━━━ GIVEN DATA ━━━

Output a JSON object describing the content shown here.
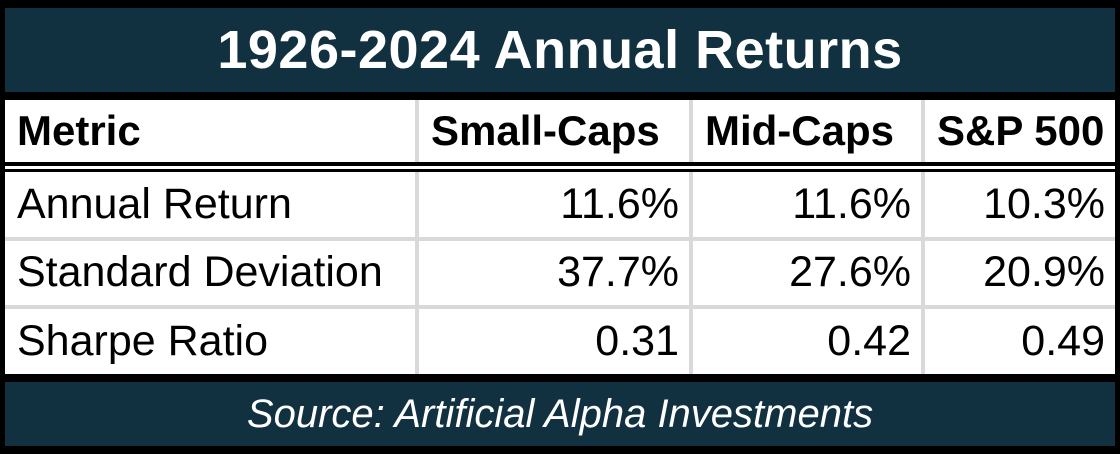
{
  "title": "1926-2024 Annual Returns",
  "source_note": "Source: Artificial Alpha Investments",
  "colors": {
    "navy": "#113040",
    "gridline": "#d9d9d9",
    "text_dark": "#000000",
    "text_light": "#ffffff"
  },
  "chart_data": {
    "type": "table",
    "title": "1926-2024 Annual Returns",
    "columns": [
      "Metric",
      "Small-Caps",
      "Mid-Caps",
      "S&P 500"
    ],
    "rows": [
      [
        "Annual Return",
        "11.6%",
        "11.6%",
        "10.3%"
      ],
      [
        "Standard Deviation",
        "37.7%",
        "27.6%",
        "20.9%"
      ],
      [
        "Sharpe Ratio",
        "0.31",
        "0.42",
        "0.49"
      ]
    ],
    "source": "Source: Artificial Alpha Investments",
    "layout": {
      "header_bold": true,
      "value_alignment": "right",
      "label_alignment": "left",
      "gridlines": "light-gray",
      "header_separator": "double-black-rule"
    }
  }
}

━━━
━━━ GIVEN DATA ━━━

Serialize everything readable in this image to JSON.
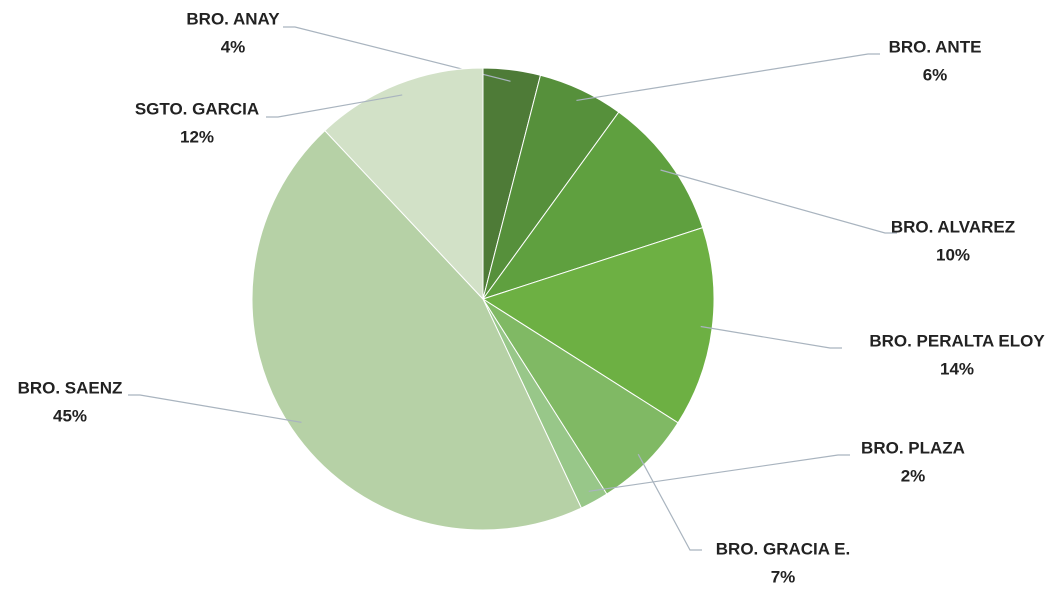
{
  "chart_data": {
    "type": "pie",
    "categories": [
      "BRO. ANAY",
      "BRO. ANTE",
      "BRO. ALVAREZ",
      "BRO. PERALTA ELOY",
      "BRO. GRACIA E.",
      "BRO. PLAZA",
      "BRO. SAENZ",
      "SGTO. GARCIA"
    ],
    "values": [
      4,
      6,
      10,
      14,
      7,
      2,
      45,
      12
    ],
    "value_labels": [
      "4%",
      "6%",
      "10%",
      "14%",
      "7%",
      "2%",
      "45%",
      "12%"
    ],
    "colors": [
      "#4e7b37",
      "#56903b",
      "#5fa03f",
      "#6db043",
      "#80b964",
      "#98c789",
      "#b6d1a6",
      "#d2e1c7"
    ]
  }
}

━━━
━━━ GIVEN DATA ━━━

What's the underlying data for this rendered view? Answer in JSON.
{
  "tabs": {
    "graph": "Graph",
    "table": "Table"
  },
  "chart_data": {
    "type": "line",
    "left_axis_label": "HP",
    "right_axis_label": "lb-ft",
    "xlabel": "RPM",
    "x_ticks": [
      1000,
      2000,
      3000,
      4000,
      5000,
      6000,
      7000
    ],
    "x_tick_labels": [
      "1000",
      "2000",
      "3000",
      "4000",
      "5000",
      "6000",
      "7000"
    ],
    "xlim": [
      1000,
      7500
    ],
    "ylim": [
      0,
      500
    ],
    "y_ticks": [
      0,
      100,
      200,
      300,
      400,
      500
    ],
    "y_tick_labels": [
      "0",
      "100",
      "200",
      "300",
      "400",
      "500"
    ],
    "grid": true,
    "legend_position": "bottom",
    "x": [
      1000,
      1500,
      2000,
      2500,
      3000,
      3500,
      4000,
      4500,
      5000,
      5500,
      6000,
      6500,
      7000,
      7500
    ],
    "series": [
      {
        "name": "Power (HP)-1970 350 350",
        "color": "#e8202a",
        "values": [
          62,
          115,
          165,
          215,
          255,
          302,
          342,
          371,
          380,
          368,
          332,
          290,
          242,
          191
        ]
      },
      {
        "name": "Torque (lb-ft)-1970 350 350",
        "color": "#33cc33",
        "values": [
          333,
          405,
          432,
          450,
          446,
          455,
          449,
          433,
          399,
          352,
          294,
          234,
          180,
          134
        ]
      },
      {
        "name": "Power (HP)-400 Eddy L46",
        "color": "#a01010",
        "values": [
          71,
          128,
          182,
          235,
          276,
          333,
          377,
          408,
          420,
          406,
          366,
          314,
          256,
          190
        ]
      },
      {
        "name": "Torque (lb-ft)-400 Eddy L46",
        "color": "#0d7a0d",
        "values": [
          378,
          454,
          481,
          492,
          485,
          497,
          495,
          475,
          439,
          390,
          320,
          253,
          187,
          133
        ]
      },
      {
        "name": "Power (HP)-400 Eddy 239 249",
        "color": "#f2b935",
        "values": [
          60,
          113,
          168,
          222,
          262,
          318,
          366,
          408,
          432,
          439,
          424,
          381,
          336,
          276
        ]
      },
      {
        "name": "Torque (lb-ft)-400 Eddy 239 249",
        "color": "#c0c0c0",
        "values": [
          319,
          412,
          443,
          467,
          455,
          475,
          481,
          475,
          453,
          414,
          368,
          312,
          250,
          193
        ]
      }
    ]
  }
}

━━━

GIVEN PROBLEM =
Write out every line of the entries that holds the word "Torque".

RESPONSE FOR THIS EXERCISE =
        "name": "Torque (lb-ft)-1970 350 350",
        "name": "Torque (lb-ft)-400 Eddy L46",
        "name": "Torque (lb-ft)-400 Eddy 239 249",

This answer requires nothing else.